The records:
☆ ☆ ☆ ☆

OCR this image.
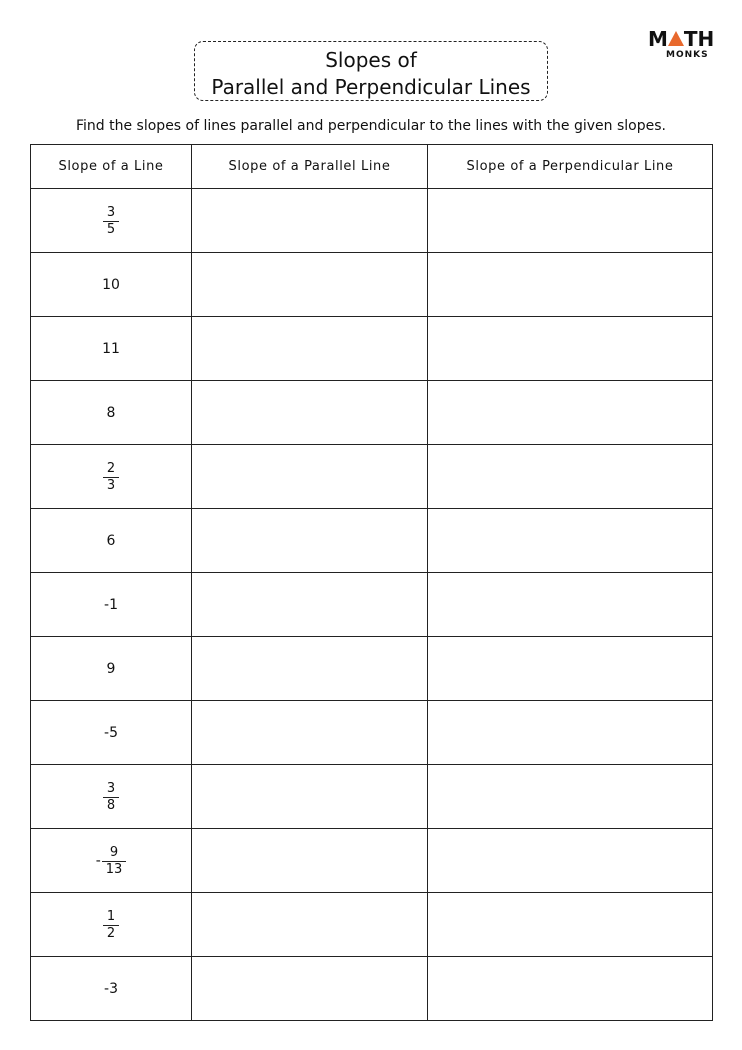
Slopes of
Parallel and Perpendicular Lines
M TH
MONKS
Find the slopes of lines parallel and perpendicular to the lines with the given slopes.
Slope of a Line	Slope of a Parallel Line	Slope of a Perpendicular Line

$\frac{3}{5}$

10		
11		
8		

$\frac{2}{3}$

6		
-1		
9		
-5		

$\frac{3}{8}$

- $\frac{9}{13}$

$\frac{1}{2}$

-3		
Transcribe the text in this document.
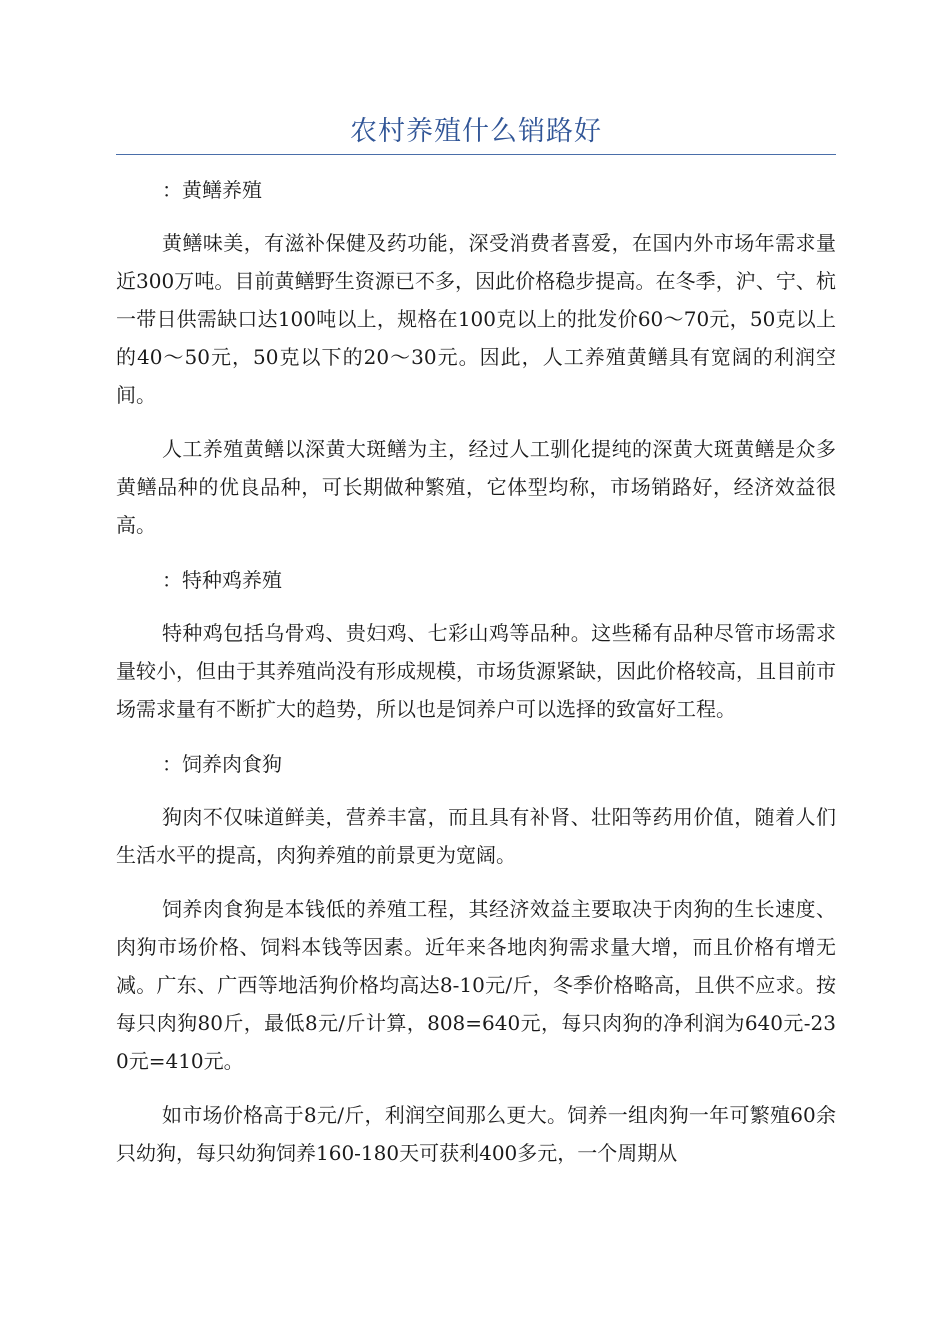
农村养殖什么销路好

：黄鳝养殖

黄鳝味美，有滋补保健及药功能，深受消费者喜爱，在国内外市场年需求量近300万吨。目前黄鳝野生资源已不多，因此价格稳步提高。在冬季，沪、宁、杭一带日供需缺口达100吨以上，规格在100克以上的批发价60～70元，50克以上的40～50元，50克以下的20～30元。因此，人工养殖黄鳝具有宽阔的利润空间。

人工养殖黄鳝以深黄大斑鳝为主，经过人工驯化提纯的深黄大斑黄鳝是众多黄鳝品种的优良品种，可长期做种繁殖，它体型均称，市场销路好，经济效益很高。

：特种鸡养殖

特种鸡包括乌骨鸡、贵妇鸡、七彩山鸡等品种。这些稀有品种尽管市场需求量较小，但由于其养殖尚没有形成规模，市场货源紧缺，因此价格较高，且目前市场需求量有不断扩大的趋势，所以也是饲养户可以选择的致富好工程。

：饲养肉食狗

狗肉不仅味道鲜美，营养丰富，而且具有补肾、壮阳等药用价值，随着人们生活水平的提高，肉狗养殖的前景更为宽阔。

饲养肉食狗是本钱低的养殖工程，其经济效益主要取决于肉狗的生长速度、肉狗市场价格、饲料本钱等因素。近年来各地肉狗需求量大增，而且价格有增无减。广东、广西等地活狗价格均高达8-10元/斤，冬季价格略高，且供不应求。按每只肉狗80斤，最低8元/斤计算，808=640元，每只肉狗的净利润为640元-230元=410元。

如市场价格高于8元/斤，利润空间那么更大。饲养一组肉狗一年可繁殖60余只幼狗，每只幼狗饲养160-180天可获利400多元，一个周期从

☆ ☆ ☆ ☆

What to work on: Pick each line holding the word "this" out of the data and copy it.

Answer below:
OCR this image.
Transcribe the text in this document.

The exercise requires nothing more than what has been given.